■ **Instructions for the task**: Gather every line holding the string "decisions".

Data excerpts
-- Begin --
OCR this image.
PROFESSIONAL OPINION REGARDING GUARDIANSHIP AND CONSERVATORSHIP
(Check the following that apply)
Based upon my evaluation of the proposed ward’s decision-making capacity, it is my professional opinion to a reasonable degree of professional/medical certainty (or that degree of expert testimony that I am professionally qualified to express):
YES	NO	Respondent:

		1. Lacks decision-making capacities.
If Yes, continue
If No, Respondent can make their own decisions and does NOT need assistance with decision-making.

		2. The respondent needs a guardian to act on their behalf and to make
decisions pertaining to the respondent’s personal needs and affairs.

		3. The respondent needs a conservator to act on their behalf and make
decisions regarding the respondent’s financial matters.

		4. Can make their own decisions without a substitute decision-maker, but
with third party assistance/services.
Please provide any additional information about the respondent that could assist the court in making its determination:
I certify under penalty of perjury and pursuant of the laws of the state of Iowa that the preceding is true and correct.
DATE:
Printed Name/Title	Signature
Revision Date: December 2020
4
-- End --
-- Begin --
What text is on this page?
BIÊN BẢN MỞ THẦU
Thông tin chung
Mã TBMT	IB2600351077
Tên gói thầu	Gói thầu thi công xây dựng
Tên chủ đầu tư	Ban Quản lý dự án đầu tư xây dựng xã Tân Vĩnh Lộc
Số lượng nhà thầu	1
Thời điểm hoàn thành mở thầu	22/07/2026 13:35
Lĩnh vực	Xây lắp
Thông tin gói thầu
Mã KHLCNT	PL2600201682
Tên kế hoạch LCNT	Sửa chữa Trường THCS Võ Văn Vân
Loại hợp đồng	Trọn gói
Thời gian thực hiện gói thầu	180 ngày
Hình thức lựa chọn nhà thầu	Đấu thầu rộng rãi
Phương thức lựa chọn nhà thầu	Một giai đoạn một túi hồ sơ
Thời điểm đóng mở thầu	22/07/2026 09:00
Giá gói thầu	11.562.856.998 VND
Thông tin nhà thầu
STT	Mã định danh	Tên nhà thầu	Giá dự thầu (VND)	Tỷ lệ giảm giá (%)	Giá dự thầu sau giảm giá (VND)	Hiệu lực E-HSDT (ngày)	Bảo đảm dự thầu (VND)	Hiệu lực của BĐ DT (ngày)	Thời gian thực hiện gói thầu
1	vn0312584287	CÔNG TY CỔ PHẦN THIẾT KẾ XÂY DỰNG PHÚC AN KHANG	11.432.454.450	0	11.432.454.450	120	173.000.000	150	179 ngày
-- End --
-- Begin --
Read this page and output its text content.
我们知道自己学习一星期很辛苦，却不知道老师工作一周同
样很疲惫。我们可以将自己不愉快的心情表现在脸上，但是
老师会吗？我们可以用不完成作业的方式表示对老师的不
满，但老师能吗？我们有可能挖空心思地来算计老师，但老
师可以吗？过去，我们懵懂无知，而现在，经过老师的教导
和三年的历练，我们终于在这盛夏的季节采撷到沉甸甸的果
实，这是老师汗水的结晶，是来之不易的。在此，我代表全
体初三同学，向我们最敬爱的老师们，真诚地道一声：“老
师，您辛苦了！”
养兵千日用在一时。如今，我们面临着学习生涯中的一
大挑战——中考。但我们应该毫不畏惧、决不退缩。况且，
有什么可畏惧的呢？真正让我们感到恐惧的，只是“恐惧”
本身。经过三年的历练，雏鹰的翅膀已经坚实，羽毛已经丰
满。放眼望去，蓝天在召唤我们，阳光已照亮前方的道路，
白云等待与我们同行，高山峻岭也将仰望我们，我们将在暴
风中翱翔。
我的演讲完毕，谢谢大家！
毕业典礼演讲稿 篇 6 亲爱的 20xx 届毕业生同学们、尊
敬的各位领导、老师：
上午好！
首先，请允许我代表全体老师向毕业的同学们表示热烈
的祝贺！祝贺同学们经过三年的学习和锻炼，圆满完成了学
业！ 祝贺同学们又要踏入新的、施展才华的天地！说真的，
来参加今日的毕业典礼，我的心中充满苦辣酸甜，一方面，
-- End --
■ **Exercise solution**:
If No, Respondent can make their own decisions and does NOT need assistance with decision-making.
decisions pertaining to the respondent’s personal needs and affairs.
decisions regarding the respondent’s financial matters.
		4. Can make their own decisions without a substitute decision-maker, but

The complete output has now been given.